> INSTRUCTIONS TO FOLLOW: All of the records below must be output exactly, with no pictures carried over.

> LISTED ENTRIES:
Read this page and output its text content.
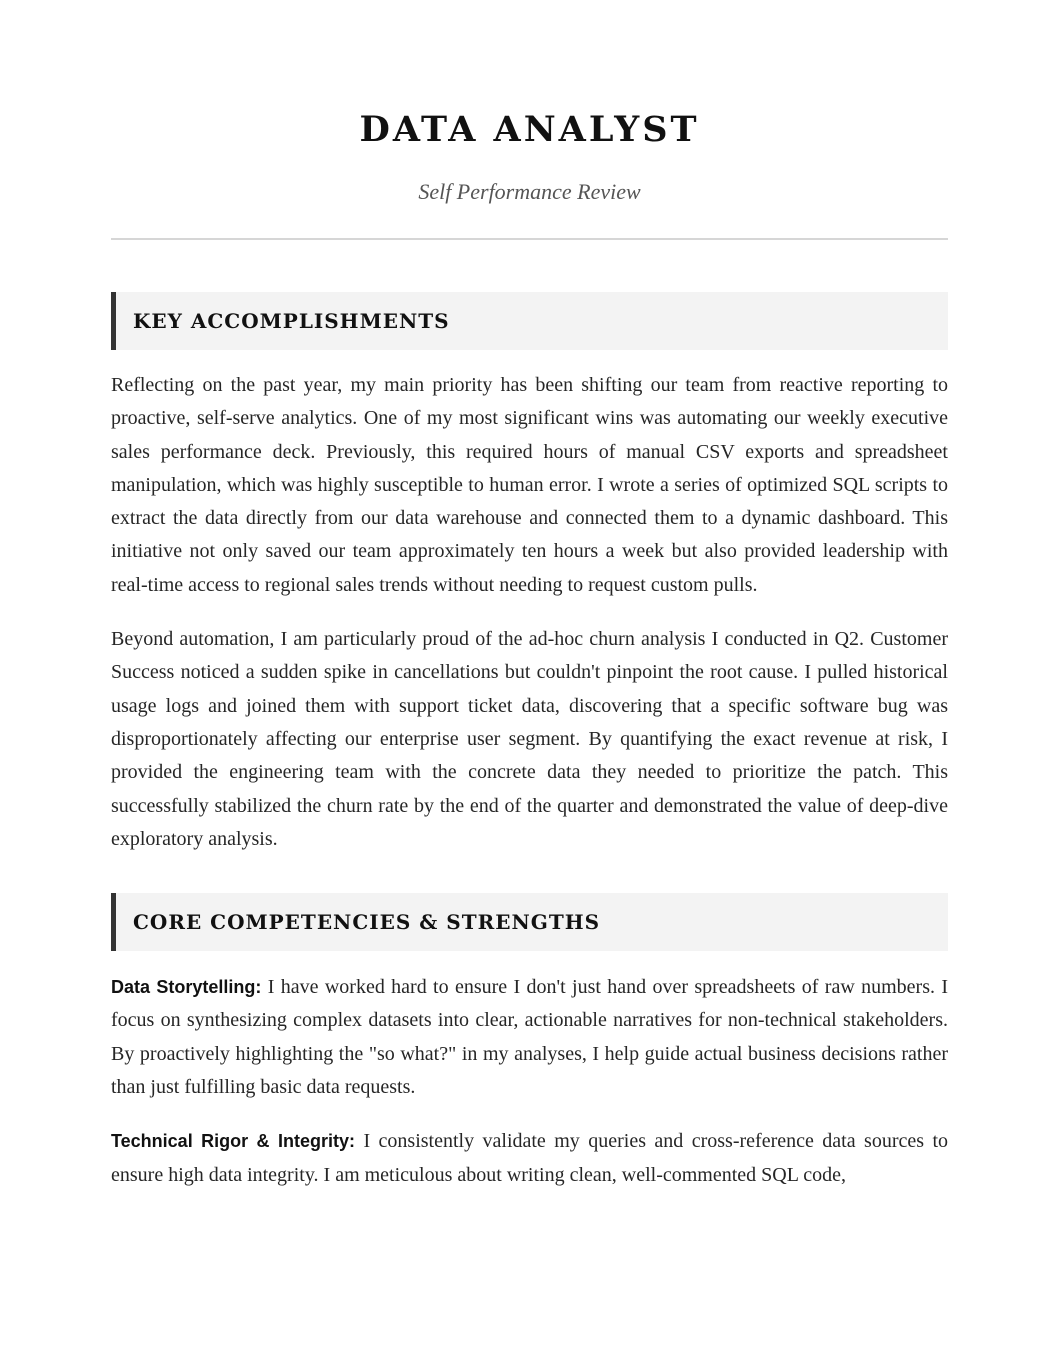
DATA ANALYST
Self Performance Review
KEY ACCOMPLISHMENTS

Reflecting on the past year, my main priority has been shifting our team from reactive reporting to proactive, self-serve analytics. One of my most significant wins was automating our weekly executive sales performance deck. Previously, this required hours of manual CSV exports and spreadsheet manipulation, which was highly susceptible to human error. I wrote a series of optimized SQL scripts to extract the data directly from our data warehouse and connected them to a dynamic dashboard. This initiative not only saved our team approximately ten hours a week but also provided leadership with real-time access to regional sales trends without needing to request custom pulls.

Beyond automation, I am particularly proud of the ad-hoc churn analysis I conducted in Q2. Customer Success noticed a sudden spike in cancellations but couldn't pinpoint the root cause. I pulled historical usage logs and joined them with support ticket data, discovering that a specific software bug was disproportionately affecting our enterprise user segment. By quantifying the exact revenue at risk, I provided the engineering team with the concrete data they needed to prioritize the patch. This successfully stabilized the churn rate by the end of the quarter and demonstrated the value of deep-dive exploratory analysis.

CORE COMPETENCIES & STRENGTHS

Data Storytelling: I have worked hard to ensure I don't just hand over spreadsheets of raw numbers. I focus on synthesizing complex datasets into clear, actionable narratives for non-technical stakeholders. By proactively highlighting the "so what?" in my analyses, I help guide actual business decisions rather than just fulfilling basic data requests.

Technical Rigor & Integrity: I consistently validate my queries and cross-reference data sources to ensure high data integrity. I am meticulous about writing clean, well-commented SQL code,
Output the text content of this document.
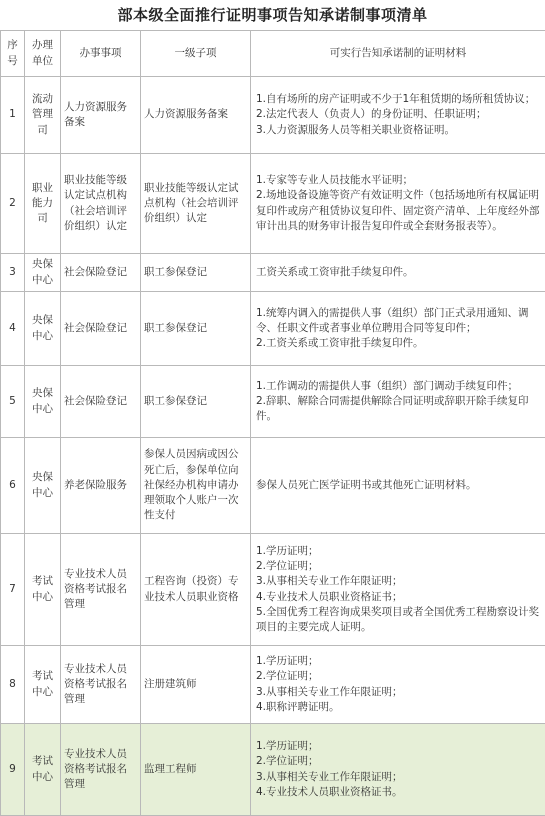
部本级全面推行证明事项告知承诺制事项清单
序号	办理单位	办事事项	一级子项	可实行告知承诺制的证明材料
1	流动管理司	人力资源服务备案	人力资源服务备案	1.自有场所的房产证明或不少于1年租赁期的场所租赁协议；
2.法定代表人（负责人）的身份证明、任职证明；
3.人力资源服务人员等相关职业资格证明。

2	职业能力司	职业技能等级认定试点机构（社会培训评价组织）认定	职业技能等级认定试点机构（社会培训评价组织）认定	1.专家等专业人员技能水平证明；
2.场地设备设施等资产有效证明文件（包括场地所有权属证明复印件或房产租赁协议复印件、固定资产清单、上年度经外部审计出具的财务审计报告复印件或全套财务报表等）。

3	央保中心	社会保险登记	职工参保登记	工资关系或工资审批手续复印件。

4	央保中心	社会保险登记	职工参保登记	1.统筹内调入的需提供人事（组织）部门正式录用通知、调令、任职文件或者事业单位聘用合同等复印件；
2.工资关系或工资审批手续复印件。

5	央保中心	社会保险登记	职工参保登记	1.工作调动的需提供人事（组织）部门调动手续复印件；
2.辞职、解除合同需提供解除合同证明或辞职开除手续复印件。

6	央保中心	养老保险服务	参保人员因病或因公死亡后，参保单位向社保经办机构申请办理领取个人账户一次性支付	参保人员死亡医学证明书或其他死亡证明材料。

7	考试中心	专业技术人员资格考试报名管理	工程咨询（投资）专业技术人员职业资格	1.学历证明；
2.学位证明；
3.从事相关专业工作年限证明；
4.专业技术人员职业资格证书；
5.全国优秀工程咨询成果奖项目或者全国优秀工程勘察设计奖项目的主要完成人证明。

8	考试中心	专业技术人员资格考试报名管理	注册建筑师	1.学历证明；
2.学位证明；
3.从事相关专业工作年限证明；
4.职称评聘证明。

9	考试中心	专业技术人员资格考试报名管理	监理工程师	1.学历证明；
2.学位证明；
3.从事相关专业工作年限证明；
4.专业技术人员职业资格证书。
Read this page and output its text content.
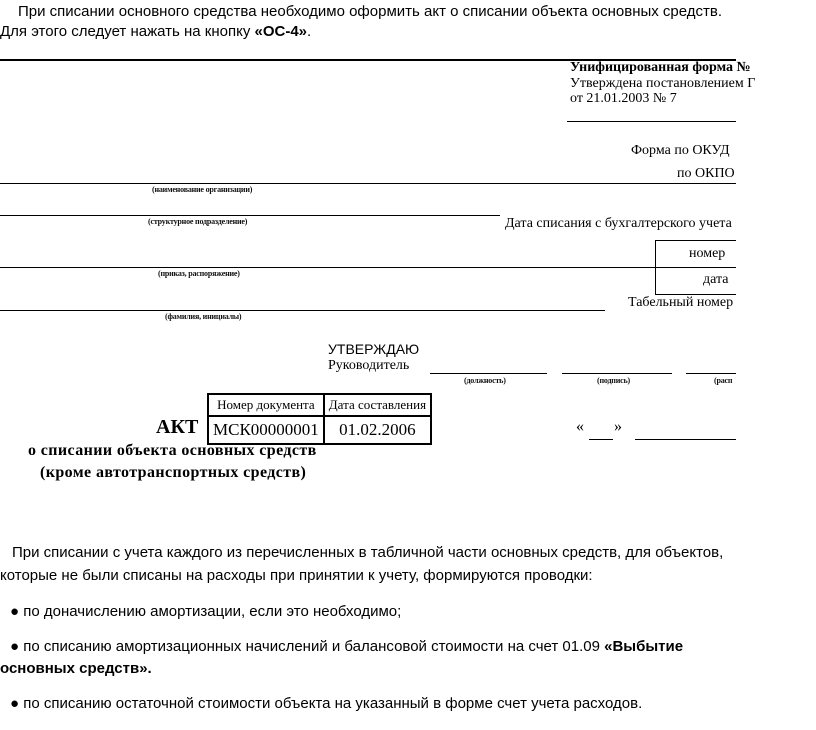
При списании основного средства необходимо оформить акт о списании объекта основных средств.
Для этого следует нажать на кнопку «ОС-4».
Унифицированная форма №
Утверждена постановлением Г
от 21.01.2003 № 7
Форма по ОКУД
по ОКПО
(наименование организации)
(структурное подразделение)	Дата списания с бухгалтерского учета
номер
дата
(приказ, распоряжение)
Табельный номер
(фамилия, инициалы)
УТВЕРЖДАЮ
Руководитель
(должность)	(подпись)	(расп
АКТ
Номер документа	Дата составления
МСК00000001	01.02.2006	« »
о списании объекта основных средств
(кроме автотранспортных средств)
При списании с учета каждого из перечисленных в табличной части основных средств, для объектов,
которые не были списаны на расходы при принятии к учету, формируются проводки:
● по доначислению амортизации, если это необходимо;
● по списанию амортизационных начислений и балансовой стоимости на счет 01.09 «Выбытие
основных средств».
● по списанию остаточной стоимости объекта на указанный в форме счет учета расходов.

> EXERCISE OUTPUT:
Read this page and output its text content.
DATA ANALYST
Self Performance Review
KEY ACCOMPLISHMENTS

Reflecting on the past year, my main priority has been shifting our team from reactive reporting to proactive, self-serve analytics. One of my most significant wins was automating our weekly executive sales performance deck. Previously, this required hours of manual CSV exports and spreadsheet manipulation, which was highly susceptible to human error. I wrote a series of optimized SQL scripts to extract the data directly from our data warehouse and connected them to a dynamic dashboard. This initiative not only saved our team approximately ten hours a week but also provided leadership with real-time access to regional sales trends without needing to request custom pulls.

Beyond automation, I am particularly proud of the ad-hoc churn analysis I conducted in Q2. Customer Success noticed a sudden spike in cancellations but couldn't pinpoint the root cause. I pulled historical usage logs and joined them with support ticket data, discovering that a specific software bug was disproportionately affecting our enterprise user segment. By quantifying the exact revenue at risk, I provided the engineering team with the concrete data they needed to prioritize the patch. This successfully stabilized the churn rate by the end of the quarter and demonstrated the value of deep-dive exploratory analysis.

CORE COMPETENCIES & STRENGTHS

Data Storytelling: I have worked hard to ensure I don't just hand over spreadsheets of raw numbers. I focus on synthesizing complex datasets into clear, actionable narratives for non-technical stakeholders. By proactively highlighting the "so what?" in my analyses, I help guide actual business decisions rather than just fulfilling basic data requests.

Technical Rigor & Integrity: I consistently validate my queries and cross-reference data sources to ensure high data integrity. I am meticulous about writing clean, well-commented SQL code,
Output the text content of this document.
部本级全面推行证明事项告知承诺制事项清单
序号	办理单位	办事事项	一级子项	可实行告知承诺制的证明材料
1	流动管理司	人力资源服务备案	人力资源服务备案	1.自有场所的房产证明或不少于1年租赁期的场所租赁协议；
2.法定代表人（负责人）的身份证明、任职证明；
3.人力资源服务人员等相关职业资格证明。

2	职业能力司	职业技能等级认定试点机构（社会培训评价组织）认定	职业技能等级认定试点机构（社会培训评价组织）认定	1.专家等专业人员技能水平证明；
2.场地设备设施等资产有效证明文件（包括场地所有权属证明复印件或房产租赁协议复印件、固定资产清单、上年度经外部审计出具的财务审计报告复印件或全套财务报表等）。

3	央保中心	社会保险登记	职工参保登记	工资关系或工资审批手续复印件。

4	央保中心	社会保险登记	职工参保登记	1.统筹内调入的需提供人事（组织）部门正式录用通知、调令、任职文件或者事业单位聘用合同等复印件；
2.工资关系或工资审批手续复印件。

5	央保中心	社会保险登记	职工参保登记	1.工作调动的需提供人事（组织）部门调动手续复印件；
2.辞职、解除合同需提供解除合同证明或辞职开除手续复印件。

6	央保中心	养老保险服务	参保人员因病或因公死亡后，参保单位向社保经办机构申请办理领取个人账户一次性支付	参保人员死亡医学证明书或其他死亡证明材料。

7	考试中心	专业技术人员资格考试报名管理	工程咨询（投资）专业技术人员职业资格	1.学历证明；
2.学位证明；
3.从事相关专业工作年限证明；
4.专业技术人员职业资格证书；
5.全国优秀工程咨询成果奖项目或者全国优秀工程勘察设计奖项目的主要完成人证明。

8	考试中心	专业技术人员资格考试报名管理	注册建筑师	1.学历证明；
2.学位证明；
3.从事相关专业工作年限证明；
4.职称评聘证明。

9	考试中心	专业技术人员资格考试报名管理	监理工程师	1.学历证明；
2.学位证明；
3.从事相关专业工作年限证明；
4.专业技术人员职业资格证书。
Read this page and output its text content.
При списании основного средства необходимо оформить акт о списании объекта основных средств.
Для этого следует нажать на кнопку «ОС-4».
Унифицированная форма №
Утверждена постановлением Г
от 21.01.2003 № 7
Форма по ОКУД
по ОКПО
(наименование организации)
(структурное подразделение)	Дата списания с бухгалтерского учета
номер
дата
(приказ, распоряжение)
Табельный номер
(фамилия, инициалы)
УТВЕРЖДАЮ
Руководитель
(должность)	(подпись)	(расп
АКТ
Номер документа	Дата составления
МСК00000001	01.02.2006	« »
о списании объекта основных средств
(кроме автотранспортных средств)
При списании с учета каждого из перечисленных в табличной части основных средств, для объектов,
которые не были списаны на расходы при принятии к учету, формируются проводки:
● по доначислению амортизации, если это необходимо;
● по списанию амортизационных начислений и балансовой стоимости на счет 01.09 «Выбытие
основных средств».
● по списанию остаточной стоимости объекта на указанный в форме счет учета расходов.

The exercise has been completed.